··· Exercise inputs ···

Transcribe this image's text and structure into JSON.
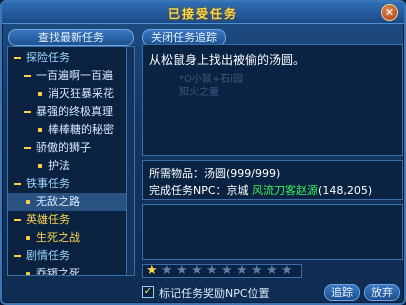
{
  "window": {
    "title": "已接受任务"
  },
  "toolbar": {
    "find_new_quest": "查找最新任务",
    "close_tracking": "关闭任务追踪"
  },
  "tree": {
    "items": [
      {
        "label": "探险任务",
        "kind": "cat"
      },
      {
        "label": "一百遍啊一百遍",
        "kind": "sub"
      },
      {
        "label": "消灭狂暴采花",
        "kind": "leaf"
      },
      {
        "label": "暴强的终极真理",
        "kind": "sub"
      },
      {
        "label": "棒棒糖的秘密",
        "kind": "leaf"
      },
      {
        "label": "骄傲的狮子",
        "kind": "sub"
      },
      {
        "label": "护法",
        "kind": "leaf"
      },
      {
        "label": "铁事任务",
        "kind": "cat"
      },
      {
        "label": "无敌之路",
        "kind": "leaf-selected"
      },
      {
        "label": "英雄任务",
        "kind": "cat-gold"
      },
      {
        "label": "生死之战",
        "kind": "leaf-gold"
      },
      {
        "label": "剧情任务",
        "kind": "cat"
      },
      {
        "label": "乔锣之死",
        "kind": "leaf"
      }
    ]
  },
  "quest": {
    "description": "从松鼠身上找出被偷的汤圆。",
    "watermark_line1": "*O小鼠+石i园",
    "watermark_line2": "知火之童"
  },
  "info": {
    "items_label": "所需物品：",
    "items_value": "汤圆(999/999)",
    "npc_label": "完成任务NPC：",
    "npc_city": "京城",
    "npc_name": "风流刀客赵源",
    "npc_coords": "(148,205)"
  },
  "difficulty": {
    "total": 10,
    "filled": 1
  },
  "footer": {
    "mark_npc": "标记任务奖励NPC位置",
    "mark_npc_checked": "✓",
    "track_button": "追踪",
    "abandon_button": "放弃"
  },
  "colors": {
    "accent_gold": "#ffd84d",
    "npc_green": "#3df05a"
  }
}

···
··· Exercise inputs ···

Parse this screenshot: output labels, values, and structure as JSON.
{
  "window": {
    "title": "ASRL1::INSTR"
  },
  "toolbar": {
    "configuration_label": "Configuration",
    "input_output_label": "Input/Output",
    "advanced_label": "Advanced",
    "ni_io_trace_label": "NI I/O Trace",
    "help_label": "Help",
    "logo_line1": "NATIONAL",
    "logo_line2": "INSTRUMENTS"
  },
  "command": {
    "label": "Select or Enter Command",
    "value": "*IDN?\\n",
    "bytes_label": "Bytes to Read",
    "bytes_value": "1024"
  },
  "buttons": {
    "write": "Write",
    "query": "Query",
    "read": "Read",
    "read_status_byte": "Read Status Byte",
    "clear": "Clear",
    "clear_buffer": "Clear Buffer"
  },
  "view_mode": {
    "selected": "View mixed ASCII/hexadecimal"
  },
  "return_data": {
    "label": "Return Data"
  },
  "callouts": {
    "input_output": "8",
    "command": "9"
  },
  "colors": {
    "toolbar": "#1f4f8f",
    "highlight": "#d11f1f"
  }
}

···

● Do this: Show each line of the listing that holds the string "Read".

● Solution for this task:
    "bytes_label": "Bytes to Read",
    "read": "Read",
    "read_status_byte": "Read Status Byte",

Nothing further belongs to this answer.